Identify every line in the records below that contains the word "JSON", and copy each of those lines.

# START OF TASK MATERIAL

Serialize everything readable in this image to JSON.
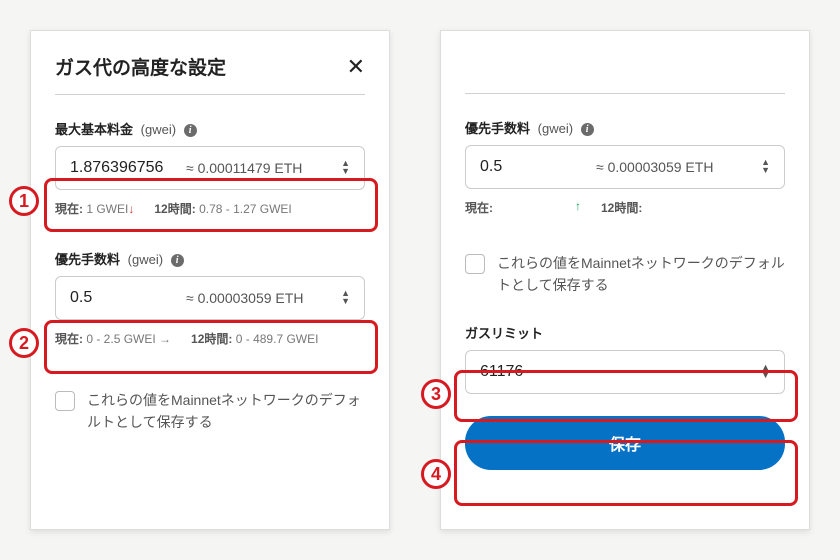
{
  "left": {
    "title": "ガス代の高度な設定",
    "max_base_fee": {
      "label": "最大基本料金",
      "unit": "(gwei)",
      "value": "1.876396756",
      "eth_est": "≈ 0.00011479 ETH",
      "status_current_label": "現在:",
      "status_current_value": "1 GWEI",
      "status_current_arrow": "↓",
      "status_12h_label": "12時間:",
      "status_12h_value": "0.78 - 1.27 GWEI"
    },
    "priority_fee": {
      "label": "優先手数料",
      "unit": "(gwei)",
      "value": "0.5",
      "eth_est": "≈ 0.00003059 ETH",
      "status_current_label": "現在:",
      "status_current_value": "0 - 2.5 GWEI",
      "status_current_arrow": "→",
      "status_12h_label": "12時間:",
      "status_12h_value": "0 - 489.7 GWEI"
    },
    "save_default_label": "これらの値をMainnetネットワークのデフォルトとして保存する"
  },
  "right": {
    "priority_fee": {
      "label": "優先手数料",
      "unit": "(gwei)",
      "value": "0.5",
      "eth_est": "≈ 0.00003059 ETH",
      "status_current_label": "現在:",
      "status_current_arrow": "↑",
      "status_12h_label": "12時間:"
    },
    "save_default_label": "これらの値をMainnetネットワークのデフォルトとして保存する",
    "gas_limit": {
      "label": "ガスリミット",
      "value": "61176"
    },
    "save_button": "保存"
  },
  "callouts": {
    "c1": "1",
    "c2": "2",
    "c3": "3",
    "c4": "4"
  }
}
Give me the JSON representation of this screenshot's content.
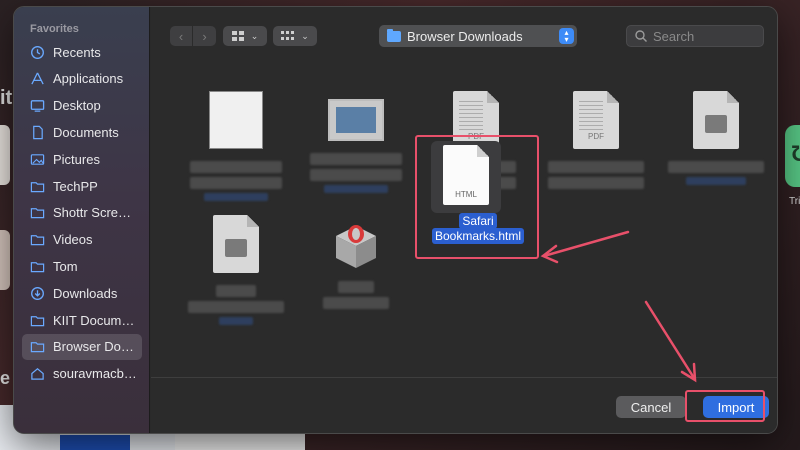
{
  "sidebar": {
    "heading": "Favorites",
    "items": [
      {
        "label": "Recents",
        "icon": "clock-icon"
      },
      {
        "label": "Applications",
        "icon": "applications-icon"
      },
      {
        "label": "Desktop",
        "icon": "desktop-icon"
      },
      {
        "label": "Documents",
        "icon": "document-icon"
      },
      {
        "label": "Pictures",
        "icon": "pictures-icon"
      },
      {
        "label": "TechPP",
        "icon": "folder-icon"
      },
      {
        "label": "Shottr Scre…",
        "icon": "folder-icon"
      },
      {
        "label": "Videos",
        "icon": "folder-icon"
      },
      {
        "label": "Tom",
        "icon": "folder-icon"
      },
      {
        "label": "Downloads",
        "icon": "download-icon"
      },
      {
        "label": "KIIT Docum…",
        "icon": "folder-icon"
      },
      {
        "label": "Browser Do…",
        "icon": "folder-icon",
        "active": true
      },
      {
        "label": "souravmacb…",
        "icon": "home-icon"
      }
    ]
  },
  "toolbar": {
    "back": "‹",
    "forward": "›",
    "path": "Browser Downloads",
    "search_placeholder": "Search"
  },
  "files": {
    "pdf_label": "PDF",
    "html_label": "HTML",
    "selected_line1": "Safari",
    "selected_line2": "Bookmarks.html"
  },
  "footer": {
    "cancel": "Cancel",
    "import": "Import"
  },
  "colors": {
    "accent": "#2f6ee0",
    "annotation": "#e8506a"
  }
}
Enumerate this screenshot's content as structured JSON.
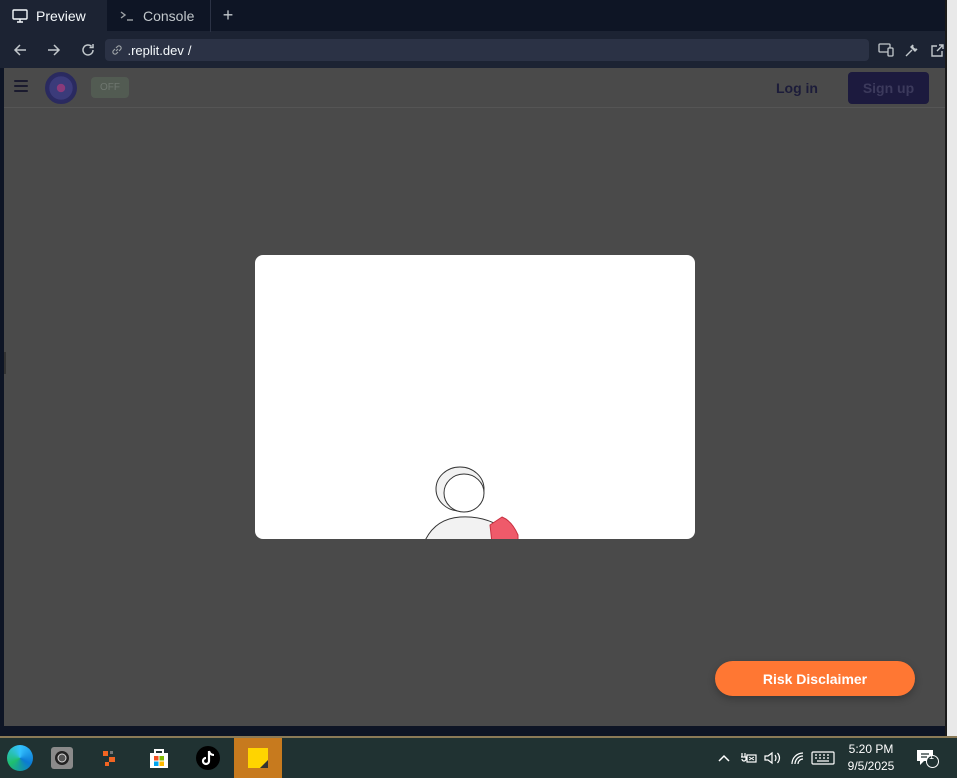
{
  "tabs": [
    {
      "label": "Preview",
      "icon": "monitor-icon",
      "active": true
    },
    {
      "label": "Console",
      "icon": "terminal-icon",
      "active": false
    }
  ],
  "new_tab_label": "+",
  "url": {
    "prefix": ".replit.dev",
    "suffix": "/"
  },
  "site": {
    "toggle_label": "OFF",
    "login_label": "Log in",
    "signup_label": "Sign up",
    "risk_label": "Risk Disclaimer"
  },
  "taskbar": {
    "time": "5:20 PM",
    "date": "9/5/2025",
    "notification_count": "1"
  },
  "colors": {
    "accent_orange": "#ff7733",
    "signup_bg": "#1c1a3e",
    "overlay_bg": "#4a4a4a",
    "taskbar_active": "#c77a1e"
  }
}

# END OF TASK MATERIAL
# START OF TASK MATERIAL

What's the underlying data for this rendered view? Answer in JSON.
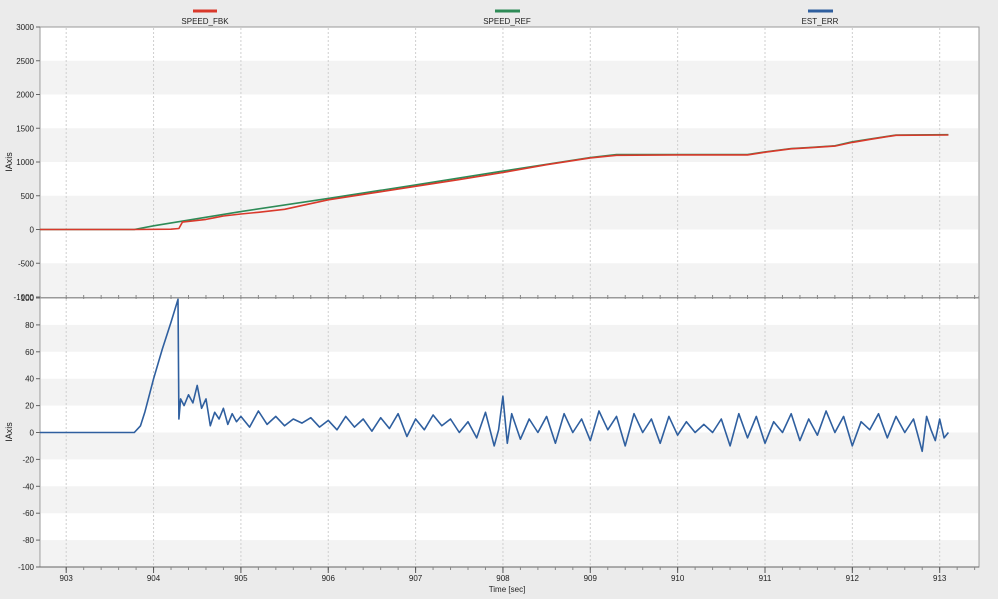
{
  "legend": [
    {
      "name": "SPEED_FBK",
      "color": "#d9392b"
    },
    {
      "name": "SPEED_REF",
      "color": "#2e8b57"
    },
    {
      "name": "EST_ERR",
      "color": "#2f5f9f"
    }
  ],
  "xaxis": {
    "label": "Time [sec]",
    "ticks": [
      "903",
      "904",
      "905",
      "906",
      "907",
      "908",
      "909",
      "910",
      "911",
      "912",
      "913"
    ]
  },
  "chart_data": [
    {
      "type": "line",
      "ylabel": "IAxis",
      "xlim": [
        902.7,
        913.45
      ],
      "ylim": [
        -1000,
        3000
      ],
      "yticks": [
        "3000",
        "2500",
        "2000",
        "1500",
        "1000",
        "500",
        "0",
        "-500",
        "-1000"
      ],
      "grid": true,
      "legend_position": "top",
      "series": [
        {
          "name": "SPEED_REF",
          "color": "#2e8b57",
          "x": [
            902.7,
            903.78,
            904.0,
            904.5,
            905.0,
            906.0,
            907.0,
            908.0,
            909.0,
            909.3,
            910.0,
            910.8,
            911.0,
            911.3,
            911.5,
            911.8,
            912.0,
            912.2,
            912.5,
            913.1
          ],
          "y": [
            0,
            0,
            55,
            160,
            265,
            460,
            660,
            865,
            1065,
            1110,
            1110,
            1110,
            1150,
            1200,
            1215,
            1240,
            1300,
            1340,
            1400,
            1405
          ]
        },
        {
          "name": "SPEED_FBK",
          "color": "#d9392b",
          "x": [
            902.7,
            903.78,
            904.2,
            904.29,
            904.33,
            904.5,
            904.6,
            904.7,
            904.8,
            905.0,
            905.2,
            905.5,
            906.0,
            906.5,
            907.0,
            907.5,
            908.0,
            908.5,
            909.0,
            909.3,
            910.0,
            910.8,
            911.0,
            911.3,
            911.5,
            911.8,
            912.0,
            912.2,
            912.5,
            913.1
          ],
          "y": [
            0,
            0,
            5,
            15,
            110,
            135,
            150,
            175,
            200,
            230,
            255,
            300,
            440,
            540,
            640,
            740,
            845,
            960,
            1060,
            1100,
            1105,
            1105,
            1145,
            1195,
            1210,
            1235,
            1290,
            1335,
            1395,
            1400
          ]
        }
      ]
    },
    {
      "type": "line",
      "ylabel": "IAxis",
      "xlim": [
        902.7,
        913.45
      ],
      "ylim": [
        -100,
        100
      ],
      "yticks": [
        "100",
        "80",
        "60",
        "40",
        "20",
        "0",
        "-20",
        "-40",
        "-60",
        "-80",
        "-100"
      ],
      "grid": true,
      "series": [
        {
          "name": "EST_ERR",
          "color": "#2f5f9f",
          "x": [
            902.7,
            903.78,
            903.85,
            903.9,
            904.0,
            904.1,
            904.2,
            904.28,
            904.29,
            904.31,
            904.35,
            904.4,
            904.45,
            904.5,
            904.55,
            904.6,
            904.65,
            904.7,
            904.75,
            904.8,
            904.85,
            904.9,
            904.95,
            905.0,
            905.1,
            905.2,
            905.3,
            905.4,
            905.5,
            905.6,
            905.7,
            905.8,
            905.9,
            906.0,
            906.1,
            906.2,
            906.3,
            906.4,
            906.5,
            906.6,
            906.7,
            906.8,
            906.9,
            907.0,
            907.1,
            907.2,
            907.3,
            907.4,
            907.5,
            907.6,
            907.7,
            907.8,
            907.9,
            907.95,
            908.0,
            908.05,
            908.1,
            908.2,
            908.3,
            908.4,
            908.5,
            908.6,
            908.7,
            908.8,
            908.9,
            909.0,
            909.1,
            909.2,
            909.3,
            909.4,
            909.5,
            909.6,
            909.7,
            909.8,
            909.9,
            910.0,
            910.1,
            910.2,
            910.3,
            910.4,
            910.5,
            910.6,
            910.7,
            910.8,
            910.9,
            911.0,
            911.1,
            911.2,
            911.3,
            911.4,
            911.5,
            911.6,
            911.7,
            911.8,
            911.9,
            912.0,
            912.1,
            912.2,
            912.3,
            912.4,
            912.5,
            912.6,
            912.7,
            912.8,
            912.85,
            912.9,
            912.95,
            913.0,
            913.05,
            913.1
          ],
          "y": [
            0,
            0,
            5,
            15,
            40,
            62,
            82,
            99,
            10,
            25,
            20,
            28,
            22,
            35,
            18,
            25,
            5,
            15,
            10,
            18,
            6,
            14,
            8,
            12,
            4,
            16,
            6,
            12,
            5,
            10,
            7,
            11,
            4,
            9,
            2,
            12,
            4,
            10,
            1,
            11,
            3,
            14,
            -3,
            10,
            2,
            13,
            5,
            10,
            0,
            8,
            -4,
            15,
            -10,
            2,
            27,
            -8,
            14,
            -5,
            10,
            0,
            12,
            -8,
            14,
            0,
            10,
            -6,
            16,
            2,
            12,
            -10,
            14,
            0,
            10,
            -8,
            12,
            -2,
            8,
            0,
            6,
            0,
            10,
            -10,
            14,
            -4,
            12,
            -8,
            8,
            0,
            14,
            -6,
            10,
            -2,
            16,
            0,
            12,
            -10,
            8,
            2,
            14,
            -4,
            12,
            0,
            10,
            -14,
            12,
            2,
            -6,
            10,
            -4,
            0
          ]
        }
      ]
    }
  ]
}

# END OF TASK MATERIAL

SOLUTION FOR THIS PROBLEM:
Serialize everything readable in this image to JSON.
Give me the JSON representation of this screenshot's content.
Enumerate this screenshot's content as structured JSON.
What's the underlying data for this rendered view? Answer in JSON.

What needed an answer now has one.